● **SET EXERCISE**
How many lines in the entries below contain "consonant"? Answer with the number only.

● **INPUT MATERIAL**
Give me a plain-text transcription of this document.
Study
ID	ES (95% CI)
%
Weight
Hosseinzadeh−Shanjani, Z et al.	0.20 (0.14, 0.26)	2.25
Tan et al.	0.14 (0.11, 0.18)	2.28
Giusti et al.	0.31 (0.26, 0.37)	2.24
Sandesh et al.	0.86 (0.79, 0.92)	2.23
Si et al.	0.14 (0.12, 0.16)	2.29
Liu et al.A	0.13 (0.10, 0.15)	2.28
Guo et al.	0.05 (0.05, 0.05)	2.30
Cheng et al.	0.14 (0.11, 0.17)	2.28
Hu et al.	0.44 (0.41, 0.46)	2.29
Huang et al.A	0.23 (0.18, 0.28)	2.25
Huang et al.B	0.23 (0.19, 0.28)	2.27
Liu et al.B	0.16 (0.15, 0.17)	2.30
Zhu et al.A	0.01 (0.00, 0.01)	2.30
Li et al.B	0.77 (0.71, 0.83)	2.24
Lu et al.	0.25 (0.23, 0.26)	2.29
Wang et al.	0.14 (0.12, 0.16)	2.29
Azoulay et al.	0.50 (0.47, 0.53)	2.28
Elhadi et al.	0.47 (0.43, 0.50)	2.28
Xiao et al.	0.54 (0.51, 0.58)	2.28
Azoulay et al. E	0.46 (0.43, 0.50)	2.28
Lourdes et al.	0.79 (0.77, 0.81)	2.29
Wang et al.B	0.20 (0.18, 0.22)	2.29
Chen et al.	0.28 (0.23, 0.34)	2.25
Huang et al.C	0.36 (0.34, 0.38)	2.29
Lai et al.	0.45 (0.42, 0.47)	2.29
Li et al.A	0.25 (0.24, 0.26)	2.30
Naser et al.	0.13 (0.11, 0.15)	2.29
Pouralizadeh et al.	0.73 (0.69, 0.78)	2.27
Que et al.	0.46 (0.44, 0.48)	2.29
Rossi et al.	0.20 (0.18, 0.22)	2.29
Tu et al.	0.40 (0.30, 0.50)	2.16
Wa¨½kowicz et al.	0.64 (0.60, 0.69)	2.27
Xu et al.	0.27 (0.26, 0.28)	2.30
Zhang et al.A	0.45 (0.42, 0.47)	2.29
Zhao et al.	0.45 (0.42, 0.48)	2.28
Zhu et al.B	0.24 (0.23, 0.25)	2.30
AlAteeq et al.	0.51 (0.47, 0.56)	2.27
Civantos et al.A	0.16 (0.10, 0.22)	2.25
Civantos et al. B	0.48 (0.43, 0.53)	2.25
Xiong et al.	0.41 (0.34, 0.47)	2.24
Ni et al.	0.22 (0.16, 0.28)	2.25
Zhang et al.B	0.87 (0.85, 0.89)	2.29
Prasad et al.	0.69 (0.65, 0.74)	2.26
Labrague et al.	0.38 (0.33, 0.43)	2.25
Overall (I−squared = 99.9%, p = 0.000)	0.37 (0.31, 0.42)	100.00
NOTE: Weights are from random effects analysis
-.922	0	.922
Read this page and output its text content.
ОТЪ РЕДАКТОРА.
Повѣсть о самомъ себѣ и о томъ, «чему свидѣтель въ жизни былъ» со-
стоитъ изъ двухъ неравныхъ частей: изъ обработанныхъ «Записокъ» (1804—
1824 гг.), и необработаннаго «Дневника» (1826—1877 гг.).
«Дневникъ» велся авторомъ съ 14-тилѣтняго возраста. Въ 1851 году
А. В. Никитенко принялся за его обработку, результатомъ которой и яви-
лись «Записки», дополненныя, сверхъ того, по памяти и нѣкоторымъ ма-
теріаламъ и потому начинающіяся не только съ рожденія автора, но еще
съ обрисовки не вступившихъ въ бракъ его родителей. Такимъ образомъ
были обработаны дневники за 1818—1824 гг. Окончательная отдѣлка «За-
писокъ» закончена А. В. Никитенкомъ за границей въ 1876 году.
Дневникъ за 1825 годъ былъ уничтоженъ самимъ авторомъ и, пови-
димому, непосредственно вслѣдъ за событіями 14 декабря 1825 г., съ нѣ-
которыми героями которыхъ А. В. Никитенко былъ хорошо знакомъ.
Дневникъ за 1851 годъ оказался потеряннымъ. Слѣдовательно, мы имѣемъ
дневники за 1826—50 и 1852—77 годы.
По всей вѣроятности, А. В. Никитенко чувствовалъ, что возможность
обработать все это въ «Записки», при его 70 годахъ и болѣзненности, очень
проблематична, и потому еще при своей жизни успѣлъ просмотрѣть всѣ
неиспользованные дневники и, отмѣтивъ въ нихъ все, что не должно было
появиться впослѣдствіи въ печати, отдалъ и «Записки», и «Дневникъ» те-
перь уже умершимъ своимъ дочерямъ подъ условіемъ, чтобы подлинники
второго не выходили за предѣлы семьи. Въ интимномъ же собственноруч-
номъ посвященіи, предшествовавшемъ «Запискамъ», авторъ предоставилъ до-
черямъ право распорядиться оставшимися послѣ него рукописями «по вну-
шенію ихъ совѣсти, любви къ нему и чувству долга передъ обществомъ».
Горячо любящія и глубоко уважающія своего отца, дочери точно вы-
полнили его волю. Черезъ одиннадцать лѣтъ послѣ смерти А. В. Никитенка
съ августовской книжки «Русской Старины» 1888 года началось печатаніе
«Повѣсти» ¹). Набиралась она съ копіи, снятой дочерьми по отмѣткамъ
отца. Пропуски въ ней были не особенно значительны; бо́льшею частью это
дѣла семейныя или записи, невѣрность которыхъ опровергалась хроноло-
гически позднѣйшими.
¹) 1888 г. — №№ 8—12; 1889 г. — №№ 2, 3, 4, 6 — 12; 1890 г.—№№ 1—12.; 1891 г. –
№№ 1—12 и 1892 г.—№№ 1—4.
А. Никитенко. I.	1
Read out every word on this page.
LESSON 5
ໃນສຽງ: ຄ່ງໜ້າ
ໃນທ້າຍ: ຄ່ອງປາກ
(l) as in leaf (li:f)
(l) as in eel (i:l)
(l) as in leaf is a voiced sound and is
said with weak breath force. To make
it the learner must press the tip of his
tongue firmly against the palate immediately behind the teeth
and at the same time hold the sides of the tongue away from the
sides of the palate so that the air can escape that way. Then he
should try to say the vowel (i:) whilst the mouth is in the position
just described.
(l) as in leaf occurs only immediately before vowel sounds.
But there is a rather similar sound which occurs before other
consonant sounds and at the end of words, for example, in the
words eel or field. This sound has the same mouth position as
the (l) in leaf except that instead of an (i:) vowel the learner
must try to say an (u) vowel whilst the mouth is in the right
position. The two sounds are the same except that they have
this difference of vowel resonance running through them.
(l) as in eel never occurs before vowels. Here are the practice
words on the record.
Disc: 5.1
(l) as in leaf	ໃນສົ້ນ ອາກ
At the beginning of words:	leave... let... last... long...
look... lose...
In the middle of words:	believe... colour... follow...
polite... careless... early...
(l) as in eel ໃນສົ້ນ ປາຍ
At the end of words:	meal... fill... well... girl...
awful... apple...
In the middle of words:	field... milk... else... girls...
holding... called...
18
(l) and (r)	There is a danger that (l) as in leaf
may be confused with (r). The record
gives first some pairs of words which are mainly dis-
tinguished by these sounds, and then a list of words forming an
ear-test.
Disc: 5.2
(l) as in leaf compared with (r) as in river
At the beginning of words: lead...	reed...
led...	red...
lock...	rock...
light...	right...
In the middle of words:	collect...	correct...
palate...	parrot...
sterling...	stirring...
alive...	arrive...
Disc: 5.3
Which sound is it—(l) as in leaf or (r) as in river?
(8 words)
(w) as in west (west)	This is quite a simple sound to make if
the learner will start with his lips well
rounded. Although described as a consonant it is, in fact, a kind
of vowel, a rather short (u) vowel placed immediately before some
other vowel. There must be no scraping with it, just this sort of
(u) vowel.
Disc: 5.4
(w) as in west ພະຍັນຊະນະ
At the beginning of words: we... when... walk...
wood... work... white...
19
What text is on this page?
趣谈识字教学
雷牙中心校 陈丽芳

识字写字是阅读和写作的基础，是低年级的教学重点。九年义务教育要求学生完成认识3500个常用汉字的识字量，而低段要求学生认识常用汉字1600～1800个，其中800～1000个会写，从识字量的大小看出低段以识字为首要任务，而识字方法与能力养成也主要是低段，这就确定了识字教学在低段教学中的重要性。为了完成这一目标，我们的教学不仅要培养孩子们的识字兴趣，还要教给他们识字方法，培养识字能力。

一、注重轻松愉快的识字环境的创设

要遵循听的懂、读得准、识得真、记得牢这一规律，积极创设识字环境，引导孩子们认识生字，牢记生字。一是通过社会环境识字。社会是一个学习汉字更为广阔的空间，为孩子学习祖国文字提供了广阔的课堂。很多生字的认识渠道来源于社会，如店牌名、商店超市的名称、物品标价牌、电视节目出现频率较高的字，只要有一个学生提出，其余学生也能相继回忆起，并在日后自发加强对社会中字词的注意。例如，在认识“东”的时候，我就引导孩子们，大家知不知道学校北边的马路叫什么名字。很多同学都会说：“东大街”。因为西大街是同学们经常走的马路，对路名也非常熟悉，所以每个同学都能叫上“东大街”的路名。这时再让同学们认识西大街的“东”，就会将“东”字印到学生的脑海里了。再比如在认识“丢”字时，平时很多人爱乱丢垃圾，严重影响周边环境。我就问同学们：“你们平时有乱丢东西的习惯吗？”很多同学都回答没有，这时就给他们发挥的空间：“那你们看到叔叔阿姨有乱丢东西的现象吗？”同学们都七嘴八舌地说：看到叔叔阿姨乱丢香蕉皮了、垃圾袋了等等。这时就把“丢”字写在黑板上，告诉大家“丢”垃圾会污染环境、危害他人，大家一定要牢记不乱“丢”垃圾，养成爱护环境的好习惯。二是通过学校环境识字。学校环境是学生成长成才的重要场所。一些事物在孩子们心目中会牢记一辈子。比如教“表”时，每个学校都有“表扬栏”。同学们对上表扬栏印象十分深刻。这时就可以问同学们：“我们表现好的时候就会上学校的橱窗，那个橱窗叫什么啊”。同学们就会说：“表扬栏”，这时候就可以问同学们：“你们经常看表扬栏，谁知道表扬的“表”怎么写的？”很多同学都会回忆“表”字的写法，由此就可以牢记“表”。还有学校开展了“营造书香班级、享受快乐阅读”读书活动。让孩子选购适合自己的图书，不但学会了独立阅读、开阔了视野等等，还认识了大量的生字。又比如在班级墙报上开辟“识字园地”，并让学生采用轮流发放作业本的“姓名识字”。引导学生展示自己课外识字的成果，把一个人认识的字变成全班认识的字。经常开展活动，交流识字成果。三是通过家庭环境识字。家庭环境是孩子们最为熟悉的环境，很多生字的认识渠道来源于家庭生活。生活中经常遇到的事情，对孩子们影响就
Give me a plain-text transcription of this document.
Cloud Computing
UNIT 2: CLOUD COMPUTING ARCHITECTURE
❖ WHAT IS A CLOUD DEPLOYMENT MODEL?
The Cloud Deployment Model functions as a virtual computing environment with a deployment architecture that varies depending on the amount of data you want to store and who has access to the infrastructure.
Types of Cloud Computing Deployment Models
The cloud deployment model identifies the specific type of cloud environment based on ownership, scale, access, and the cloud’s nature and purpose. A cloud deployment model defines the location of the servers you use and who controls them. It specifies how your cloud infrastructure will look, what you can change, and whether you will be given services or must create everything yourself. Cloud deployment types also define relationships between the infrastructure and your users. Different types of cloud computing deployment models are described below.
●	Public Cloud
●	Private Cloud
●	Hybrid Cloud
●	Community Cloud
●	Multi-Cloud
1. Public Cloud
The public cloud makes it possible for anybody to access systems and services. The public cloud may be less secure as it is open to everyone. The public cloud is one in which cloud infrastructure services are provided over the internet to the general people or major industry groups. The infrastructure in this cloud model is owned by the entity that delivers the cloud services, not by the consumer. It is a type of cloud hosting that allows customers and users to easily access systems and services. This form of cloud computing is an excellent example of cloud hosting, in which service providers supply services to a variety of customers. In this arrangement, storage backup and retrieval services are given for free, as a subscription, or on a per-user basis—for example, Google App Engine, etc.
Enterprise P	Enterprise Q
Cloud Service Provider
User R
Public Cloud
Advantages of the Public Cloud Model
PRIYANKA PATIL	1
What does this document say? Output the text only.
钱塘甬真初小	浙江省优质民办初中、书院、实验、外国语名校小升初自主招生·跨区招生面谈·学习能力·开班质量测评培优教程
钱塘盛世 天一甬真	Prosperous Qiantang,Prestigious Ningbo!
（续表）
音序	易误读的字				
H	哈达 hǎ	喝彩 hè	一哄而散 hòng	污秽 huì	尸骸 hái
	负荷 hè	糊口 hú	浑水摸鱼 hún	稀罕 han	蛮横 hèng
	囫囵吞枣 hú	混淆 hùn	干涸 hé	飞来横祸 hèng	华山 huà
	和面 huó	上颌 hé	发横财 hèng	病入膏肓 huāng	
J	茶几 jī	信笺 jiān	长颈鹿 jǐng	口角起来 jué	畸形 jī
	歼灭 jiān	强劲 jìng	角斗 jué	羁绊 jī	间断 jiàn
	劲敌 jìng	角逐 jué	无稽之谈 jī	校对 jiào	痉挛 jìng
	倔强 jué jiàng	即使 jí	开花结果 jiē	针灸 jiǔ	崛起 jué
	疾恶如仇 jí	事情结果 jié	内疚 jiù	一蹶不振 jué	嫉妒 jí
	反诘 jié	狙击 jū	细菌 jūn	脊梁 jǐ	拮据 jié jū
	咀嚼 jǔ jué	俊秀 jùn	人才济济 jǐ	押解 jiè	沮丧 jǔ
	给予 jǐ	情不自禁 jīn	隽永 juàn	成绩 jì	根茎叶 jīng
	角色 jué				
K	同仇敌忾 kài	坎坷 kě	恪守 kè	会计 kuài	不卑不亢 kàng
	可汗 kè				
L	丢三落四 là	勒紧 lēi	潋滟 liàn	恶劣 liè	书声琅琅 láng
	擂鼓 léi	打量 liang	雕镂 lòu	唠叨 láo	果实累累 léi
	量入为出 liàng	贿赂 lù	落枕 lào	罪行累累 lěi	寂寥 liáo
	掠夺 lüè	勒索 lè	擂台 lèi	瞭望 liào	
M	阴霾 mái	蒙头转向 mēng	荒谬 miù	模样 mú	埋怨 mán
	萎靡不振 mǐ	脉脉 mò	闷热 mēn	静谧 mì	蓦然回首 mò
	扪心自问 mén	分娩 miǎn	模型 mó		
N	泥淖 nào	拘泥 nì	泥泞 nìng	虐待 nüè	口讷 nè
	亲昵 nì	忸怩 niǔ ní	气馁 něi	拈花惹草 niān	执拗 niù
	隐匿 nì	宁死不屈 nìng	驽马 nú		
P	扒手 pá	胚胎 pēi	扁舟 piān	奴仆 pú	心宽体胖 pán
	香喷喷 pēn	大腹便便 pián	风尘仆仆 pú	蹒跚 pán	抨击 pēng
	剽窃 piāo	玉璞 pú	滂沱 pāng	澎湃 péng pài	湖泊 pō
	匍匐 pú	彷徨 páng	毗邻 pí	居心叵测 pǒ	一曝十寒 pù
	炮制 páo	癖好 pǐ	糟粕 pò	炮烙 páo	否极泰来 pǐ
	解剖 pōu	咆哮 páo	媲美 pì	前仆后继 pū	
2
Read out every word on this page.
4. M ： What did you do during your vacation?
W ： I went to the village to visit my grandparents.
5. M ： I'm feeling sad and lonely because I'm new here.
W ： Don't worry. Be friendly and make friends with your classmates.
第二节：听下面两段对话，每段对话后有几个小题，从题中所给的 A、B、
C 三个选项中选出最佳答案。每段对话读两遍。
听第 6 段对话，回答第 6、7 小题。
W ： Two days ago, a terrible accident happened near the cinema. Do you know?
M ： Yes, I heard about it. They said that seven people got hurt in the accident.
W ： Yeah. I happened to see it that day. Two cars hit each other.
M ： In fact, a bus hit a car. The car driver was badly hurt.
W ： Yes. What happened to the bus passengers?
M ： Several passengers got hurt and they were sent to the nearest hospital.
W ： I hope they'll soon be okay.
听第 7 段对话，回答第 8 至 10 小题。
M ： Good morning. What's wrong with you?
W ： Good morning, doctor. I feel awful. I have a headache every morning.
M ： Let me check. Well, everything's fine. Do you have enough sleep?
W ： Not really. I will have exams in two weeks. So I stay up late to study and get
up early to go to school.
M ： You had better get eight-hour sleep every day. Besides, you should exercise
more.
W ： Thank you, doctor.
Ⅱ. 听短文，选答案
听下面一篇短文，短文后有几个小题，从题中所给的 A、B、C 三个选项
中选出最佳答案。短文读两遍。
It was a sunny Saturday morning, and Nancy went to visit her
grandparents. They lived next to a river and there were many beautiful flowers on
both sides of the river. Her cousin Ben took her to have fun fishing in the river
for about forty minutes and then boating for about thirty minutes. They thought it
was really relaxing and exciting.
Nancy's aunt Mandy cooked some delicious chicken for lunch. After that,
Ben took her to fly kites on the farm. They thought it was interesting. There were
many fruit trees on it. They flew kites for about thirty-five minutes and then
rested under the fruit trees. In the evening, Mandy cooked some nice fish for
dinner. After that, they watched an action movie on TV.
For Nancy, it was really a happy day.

● **RESULT**
2